(Problem) Can you quote every line of the data below word for word, changing nothing?

==== Material to process ====

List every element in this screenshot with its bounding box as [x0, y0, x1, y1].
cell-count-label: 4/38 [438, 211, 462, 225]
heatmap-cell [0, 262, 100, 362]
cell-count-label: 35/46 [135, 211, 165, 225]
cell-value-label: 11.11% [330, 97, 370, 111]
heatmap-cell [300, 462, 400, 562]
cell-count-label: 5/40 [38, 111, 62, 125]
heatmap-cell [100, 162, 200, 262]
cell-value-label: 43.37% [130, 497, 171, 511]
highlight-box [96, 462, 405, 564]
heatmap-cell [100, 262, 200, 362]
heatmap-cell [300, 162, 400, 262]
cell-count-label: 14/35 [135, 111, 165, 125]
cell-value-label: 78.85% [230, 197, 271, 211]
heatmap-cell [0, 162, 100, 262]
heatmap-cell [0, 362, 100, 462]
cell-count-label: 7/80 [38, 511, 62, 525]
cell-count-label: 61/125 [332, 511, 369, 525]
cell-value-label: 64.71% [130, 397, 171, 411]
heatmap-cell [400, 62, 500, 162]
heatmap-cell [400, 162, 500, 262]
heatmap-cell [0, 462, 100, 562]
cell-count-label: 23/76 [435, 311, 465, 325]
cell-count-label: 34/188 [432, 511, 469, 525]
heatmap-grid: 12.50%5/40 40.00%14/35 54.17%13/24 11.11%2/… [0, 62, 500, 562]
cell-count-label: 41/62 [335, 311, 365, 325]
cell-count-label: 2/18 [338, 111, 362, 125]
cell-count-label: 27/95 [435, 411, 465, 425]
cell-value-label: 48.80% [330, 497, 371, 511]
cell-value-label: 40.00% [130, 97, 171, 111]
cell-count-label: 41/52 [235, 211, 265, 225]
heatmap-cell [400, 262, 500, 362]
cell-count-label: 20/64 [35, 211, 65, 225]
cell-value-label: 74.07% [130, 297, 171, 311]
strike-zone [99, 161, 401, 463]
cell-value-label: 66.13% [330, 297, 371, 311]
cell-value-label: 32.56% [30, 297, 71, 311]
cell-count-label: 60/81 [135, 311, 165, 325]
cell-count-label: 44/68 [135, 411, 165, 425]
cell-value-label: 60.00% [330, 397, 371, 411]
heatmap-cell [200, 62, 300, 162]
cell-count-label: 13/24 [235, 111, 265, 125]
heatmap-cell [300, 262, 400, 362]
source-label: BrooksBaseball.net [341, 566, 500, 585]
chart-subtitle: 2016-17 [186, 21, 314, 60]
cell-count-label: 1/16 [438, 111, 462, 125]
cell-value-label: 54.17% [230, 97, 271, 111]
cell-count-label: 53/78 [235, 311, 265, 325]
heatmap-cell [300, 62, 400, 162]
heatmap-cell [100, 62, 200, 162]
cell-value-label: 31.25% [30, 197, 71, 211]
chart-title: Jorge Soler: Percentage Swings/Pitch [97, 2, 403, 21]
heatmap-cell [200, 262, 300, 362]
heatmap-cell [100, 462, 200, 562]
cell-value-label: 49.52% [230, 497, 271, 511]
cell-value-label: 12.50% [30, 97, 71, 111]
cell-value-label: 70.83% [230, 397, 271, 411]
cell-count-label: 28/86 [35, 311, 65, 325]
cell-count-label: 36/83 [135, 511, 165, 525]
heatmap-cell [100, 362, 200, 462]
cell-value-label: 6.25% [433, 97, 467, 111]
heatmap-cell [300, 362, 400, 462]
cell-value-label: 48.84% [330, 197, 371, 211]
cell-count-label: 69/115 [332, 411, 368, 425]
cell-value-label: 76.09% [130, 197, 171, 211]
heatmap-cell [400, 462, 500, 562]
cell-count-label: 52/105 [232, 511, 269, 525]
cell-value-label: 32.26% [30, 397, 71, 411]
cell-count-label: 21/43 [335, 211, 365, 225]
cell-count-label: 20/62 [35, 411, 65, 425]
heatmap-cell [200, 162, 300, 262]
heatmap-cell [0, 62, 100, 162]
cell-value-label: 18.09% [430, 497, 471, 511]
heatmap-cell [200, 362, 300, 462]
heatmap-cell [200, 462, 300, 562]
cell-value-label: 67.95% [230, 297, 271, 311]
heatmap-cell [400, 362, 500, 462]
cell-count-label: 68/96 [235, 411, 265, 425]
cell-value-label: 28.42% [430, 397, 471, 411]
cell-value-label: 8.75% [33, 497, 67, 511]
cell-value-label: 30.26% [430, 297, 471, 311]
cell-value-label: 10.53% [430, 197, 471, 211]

====

(Solution below)
List every element in this screenshot with its bounding box as [x0, y0, x1, y1].
cell-count-label: 4/38 [438, 211, 462, 225]
heatmap-cell [0, 262, 100, 362]
cell-count-label: 35/46 [135, 211, 165, 225]
cell-value-label: 11.11% [330, 97, 370, 111]
heatmap-cell [300, 462, 400, 562]
cell-count-label: 5/40 [38, 111, 62, 125]
heatmap-cell [100, 162, 200, 262]
cell-value-label: 43.37% [130, 497, 171, 511]
highlight-box [96, 462, 405, 564]
heatmap-cell [100, 262, 200, 362]
heatmap-cell [300, 162, 400, 262]
cell-count-label: 14/35 [135, 111, 165, 125]
cell-value-label: 78.85% [230, 197, 271, 211]
heatmap-cell [0, 162, 100, 262]
heatmap-cell [0, 362, 100, 462]
cell-count-label: 7/80 [38, 511, 62, 525]
cell-count-label: 61/125 [332, 511, 369, 525]
cell-value-label: 64.71% [130, 397, 171, 411]
heatmap-cell [400, 62, 500, 162]
heatmap-cell [400, 162, 500, 262]
heatmap-cell [0, 462, 100, 562]
cell-count-label: 23/76 [435, 311, 465, 325]
cell-count-label: 34/188 [432, 511, 469, 525]
heatmap-grid: 12.50%5/40 40.00%14/35 54.17%13/24 11.11%2/… [0, 62, 500, 562]
cell-count-label: 41/62 [335, 311, 365, 325]
cell-count-label: 2/18 [338, 111, 362, 125]
cell-count-label: 27/95 [435, 411, 465, 425]
cell-value-label: 48.80% [330, 497, 371, 511]
cell-value-label: 40.00% [130, 97, 171, 111]
cell-count-label: 41/52 [235, 211, 265, 225]
heatmap-cell [400, 262, 500, 362]
cell-count-label: 20/64 [35, 211, 65, 225]
cell-value-label: 74.07% [130, 297, 171, 311]
strike-zone [99, 161, 401, 463]
cell-value-label: 66.13% [330, 297, 371, 311]
cell-value-label: 32.56% [30, 297, 71, 311]
cell-count-label: 60/81 [135, 311, 165, 325]
cell-count-label: 44/68 [135, 411, 165, 425]
cell-value-label: 60.00% [330, 397, 371, 411]
heatmap-cell [200, 62, 300, 162]
cell-count-label: 13/24 [235, 111, 265, 125]
heatmap-cell [300, 262, 400, 362]
source-label: BrooksBaseball.net [341, 566, 500, 585]
chart-subtitle: 2016-17 [186, 21, 314, 60]
cell-count-label: 1/16 [438, 111, 462, 125]
cell-value-label: 54.17% [230, 97, 271, 111]
cell-count-label: 53/78 [235, 311, 265, 325]
heatmap-cell [300, 62, 400, 162]
heatmap-cell [100, 62, 200, 162]
cell-value-label: 31.25% [30, 197, 71, 211]
chart-title: Jorge Soler: Percentage Swings/Pitch [97, 2, 403, 21]
heatmap-cell [200, 262, 300, 362]
heatmap-cell [100, 462, 200, 562]
cell-value-label: 49.52% [230, 497, 271, 511]
cell-value-label: 12.50% [30, 97, 71, 111]
cell-value-label: 70.83% [230, 397, 271, 411]
cell-count-label: 28/86 [35, 311, 65, 325]
cell-count-label: 36/83 [135, 511, 165, 525]
heatmap-cell [100, 362, 200, 462]
cell-value-label: 6.25% [433, 97, 467, 111]
heatmap-cell [300, 362, 400, 462]
cell-value-label: 48.84% [330, 197, 371, 211]
cell-count-label: 69/115 [332, 411, 368, 425]
cell-value-label: 76.09% [130, 197, 171, 211]
heatmap-cell [400, 462, 500, 562]
cell-count-label: 52/105 [232, 511, 269, 525]
cell-value-label: 32.26% [30, 397, 71, 411]
cell-count-label: 21/43 [335, 211, 365, 225]
cell-count-label: 20/62 [35, 411, 65, 425]
heatmap-cell [200, 162, 300, 262]
heatmap-cell [0, 62, 100, 162]
cell-value-label: 18.09% [430, 497, 471, 511]
heatmap-cell [200, 362, 300, 462]
heatmap-cell [200, 462, 300, 562]
cell-value-label: 67.95% [230, 297, 271, 311]
heatmap-cell [400, 362, 500, 462]
cell-count-label: 68/96 [235, 411, 265, 425]
cell-value-label: 28.42% [430, 397, 471, 411]
cell-value-label: 8.75% [33, 497, 67, 511]
cell-value-label: 30.26% [430, 297, 471, 311]
cell-value-label: 10.53% [430, 197, 471, 211]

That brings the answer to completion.